● THE REQUEST: For this exercise, copy out each line of the material below that includes "screenshot".

[Extracted data entries]

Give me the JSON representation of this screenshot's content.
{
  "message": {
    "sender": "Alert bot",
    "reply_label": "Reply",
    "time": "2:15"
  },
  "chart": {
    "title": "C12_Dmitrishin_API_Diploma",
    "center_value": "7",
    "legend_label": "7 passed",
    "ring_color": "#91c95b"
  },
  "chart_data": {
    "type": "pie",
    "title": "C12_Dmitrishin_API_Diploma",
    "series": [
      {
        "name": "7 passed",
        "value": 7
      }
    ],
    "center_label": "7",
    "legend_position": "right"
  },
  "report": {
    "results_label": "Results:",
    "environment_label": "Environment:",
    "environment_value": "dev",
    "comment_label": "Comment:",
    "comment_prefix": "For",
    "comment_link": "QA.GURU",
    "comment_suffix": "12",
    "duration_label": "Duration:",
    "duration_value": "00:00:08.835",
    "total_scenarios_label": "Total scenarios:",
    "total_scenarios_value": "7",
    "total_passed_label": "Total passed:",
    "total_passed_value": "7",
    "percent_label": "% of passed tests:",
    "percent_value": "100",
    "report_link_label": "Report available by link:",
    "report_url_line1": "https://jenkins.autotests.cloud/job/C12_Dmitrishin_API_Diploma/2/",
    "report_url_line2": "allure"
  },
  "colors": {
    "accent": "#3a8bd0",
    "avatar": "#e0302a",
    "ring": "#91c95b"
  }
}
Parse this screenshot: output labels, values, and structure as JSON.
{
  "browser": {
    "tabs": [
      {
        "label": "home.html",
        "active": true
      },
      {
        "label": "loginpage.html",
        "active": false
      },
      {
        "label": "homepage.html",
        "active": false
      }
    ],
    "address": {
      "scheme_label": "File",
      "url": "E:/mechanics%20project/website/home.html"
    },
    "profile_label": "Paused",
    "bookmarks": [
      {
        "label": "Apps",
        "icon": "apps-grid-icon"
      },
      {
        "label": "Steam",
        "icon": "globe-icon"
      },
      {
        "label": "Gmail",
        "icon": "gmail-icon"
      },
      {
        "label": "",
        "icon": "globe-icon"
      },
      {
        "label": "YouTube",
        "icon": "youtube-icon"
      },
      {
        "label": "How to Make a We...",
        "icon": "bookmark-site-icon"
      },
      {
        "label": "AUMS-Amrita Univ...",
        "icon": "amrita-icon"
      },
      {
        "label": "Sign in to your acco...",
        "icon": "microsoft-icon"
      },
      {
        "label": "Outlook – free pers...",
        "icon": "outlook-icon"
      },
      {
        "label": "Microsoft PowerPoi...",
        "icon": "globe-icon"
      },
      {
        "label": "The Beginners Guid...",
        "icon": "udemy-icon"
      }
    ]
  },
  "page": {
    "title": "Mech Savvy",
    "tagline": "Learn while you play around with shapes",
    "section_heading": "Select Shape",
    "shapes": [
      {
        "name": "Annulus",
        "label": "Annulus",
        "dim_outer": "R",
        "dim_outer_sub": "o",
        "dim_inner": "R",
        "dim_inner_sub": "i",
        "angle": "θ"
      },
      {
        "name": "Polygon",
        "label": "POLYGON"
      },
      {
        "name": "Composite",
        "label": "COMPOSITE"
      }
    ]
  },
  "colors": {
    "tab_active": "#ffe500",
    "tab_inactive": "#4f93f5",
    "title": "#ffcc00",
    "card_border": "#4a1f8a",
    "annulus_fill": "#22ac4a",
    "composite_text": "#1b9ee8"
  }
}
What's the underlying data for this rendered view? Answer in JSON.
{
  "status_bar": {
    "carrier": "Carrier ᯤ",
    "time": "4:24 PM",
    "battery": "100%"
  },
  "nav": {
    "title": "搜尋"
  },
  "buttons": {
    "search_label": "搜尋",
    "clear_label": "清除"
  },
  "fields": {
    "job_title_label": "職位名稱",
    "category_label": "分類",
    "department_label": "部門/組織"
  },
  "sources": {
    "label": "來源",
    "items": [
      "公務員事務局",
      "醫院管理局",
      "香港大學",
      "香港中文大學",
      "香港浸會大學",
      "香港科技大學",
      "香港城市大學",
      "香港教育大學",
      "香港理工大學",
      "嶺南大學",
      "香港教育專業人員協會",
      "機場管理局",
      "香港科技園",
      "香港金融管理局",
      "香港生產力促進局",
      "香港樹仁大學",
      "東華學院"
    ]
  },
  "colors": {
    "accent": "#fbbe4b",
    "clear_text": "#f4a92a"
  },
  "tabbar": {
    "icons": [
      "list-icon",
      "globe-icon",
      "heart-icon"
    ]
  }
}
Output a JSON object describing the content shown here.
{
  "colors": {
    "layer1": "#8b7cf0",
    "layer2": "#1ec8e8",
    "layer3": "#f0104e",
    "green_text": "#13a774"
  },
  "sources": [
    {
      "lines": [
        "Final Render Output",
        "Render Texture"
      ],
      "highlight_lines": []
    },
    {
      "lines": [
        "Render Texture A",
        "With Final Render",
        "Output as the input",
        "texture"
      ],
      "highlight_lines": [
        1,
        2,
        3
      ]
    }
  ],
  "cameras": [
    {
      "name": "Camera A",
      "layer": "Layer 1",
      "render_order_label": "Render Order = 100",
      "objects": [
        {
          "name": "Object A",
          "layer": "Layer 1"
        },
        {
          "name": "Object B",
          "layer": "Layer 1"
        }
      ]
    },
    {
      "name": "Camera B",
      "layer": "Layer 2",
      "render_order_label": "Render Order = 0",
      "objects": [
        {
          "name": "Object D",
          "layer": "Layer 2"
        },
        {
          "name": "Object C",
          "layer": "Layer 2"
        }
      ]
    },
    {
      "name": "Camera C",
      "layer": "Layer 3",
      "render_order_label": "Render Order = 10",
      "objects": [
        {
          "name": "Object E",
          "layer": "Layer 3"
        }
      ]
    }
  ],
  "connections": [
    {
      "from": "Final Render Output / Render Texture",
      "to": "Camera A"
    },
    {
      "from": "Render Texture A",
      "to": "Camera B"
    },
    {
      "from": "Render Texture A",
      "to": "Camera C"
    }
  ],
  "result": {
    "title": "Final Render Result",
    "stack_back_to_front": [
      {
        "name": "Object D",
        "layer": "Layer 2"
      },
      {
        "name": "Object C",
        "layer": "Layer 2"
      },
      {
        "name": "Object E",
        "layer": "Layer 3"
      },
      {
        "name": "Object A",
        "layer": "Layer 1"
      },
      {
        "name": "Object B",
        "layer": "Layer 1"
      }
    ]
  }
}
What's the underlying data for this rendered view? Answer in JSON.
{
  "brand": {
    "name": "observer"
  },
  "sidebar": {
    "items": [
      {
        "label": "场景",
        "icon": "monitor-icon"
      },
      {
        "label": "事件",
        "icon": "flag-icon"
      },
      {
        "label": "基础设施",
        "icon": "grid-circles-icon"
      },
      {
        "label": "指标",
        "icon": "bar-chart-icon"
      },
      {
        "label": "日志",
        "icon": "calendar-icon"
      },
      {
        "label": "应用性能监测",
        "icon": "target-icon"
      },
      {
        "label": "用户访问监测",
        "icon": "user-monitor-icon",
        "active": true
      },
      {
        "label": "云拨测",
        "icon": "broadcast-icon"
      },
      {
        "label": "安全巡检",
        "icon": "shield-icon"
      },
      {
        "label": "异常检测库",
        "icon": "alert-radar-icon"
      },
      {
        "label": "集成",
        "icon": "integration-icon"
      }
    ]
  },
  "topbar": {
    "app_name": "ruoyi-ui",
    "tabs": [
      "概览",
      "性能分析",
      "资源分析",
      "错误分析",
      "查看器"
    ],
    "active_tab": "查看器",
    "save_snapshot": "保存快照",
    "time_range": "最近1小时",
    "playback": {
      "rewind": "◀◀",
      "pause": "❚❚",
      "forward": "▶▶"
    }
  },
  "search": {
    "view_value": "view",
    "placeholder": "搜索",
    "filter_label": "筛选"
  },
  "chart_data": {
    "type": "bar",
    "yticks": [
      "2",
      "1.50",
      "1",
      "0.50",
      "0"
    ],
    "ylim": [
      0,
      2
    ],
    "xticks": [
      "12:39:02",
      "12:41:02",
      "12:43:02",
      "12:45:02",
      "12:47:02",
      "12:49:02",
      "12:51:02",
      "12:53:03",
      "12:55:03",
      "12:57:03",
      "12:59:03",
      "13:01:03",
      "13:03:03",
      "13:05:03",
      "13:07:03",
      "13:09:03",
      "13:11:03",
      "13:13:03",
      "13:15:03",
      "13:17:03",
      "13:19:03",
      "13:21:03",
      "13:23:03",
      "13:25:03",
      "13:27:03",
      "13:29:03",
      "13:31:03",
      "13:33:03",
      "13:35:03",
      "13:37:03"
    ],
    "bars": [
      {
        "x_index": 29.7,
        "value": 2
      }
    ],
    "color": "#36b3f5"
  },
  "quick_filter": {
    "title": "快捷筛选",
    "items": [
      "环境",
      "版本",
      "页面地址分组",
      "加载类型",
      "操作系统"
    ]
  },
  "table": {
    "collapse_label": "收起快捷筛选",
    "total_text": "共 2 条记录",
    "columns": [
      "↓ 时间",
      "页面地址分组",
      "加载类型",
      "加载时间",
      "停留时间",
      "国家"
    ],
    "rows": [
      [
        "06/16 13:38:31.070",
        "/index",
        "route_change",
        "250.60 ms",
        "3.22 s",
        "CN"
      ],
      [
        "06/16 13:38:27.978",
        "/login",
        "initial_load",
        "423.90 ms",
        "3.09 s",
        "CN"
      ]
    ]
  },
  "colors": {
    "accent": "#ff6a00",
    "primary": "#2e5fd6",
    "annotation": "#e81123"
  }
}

● FINAL ANSWER:
Give me the JSON representation of this screenshot's content.
Parse this screenshot: output labels, values, and structure as JSON.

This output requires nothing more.